* _Exercise directions_:
Output the data unchanged and complete, minus the images.

* _Data for review_:
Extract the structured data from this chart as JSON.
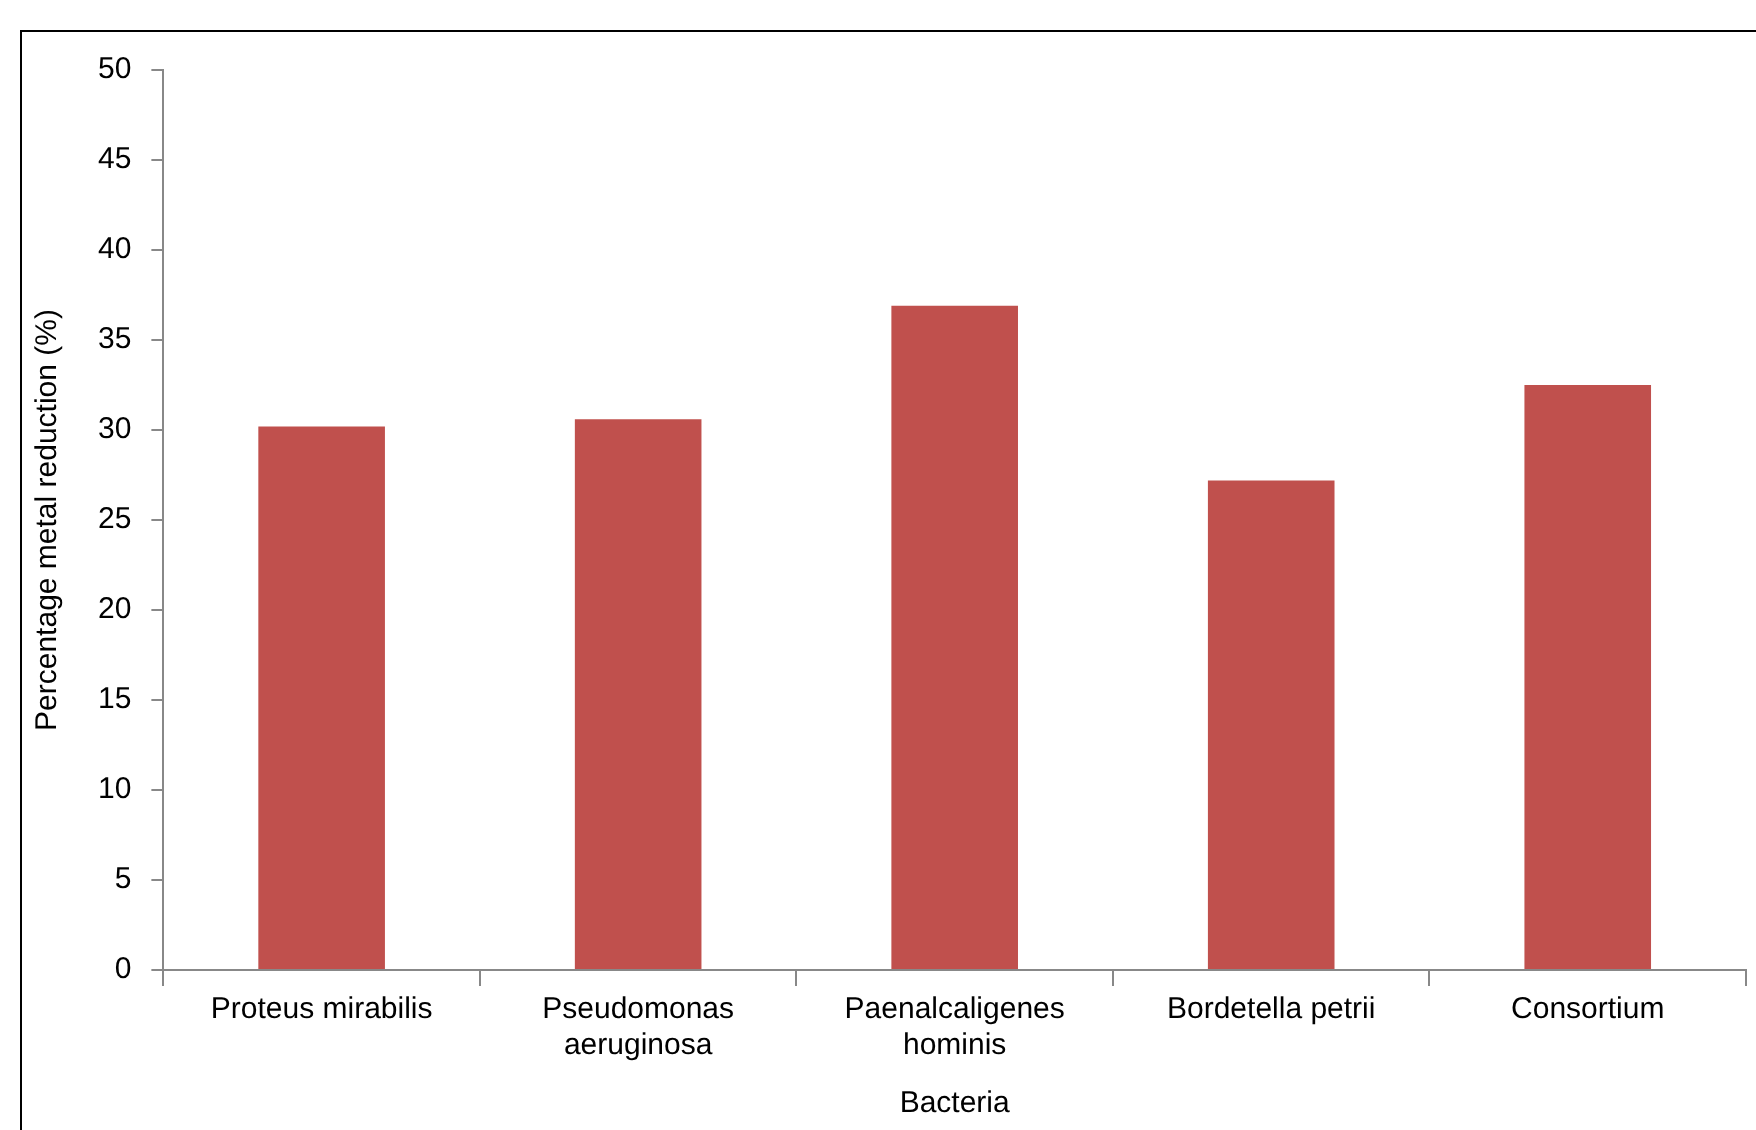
{
  "chart_data": {
    "type": "bar",
    "xlabel": "Bacteria",
    "ylabel": "Percentage metal reduction (%)",
    "categories": [
      "Proteus mirabilis",
      "Pseudomonas aeruginosa",
      "Paenalcaligenes hominis",
      "Bordetella petrii",
      "Consortium"
    ],
    "values": [
      30.2,
      30.6,
      36.9,
      27.2,
      32.5
    ],
    "color": "#c0504d",
    "ylim": [
      0,
      50
    ],
    "yticks": [
      0,
      5,
      10,
      15,
      20,
      25,
      30,
      35,
      40,
      45,
      50
    ],
    "grid": false,
    "legend": false
  }
}
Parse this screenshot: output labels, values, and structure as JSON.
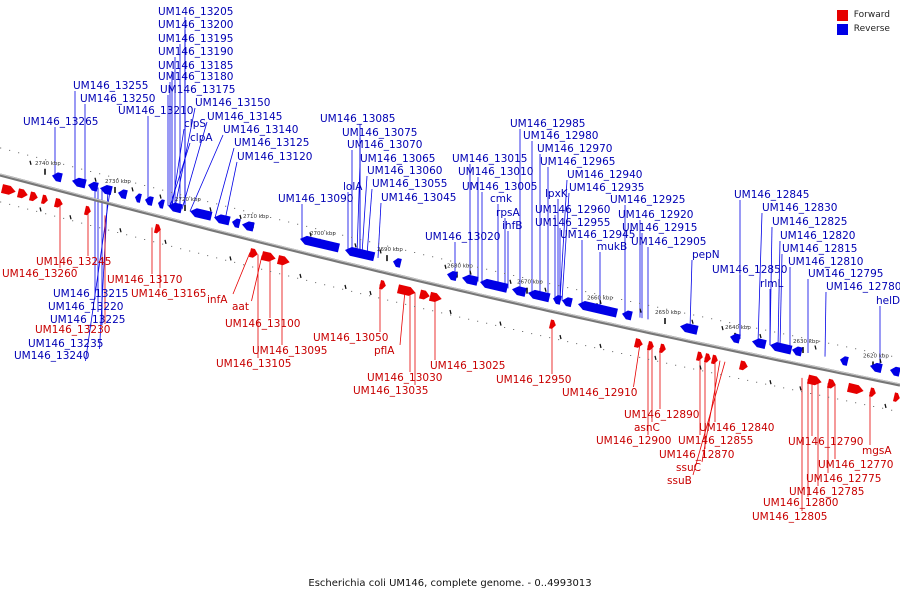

* _Answer space_:
Extract the structured data from this chart as JSON.
{
  "chart_data": {
    "type": "bar",
    "xlabel": "Bacteria",
    "ylabel": "Percentage metal reduction (%)",
    "categories": [
      "Proteus mirabilis",
      "Pseudomonas aeruginosa",
      "Paenalcaligenes hominis",
      "Bordetella petrii",
      "Consortium"
    ],
    "values": [
      30.2,
      30.6,
      36.9,
      27.2,
      32.5
    ],
    "color": "#c0504d",
    "ylim": [
      0,
      50
    ],
    "yticks": [
      0,
      5,
      10,
      15,
      20,
      25,
      30,
      35,
      40,
      45,
      50
    ],
    "grid": false,
    "legend": false
  }
}
Parse this screenshot: output labels, values, and structure as JSON.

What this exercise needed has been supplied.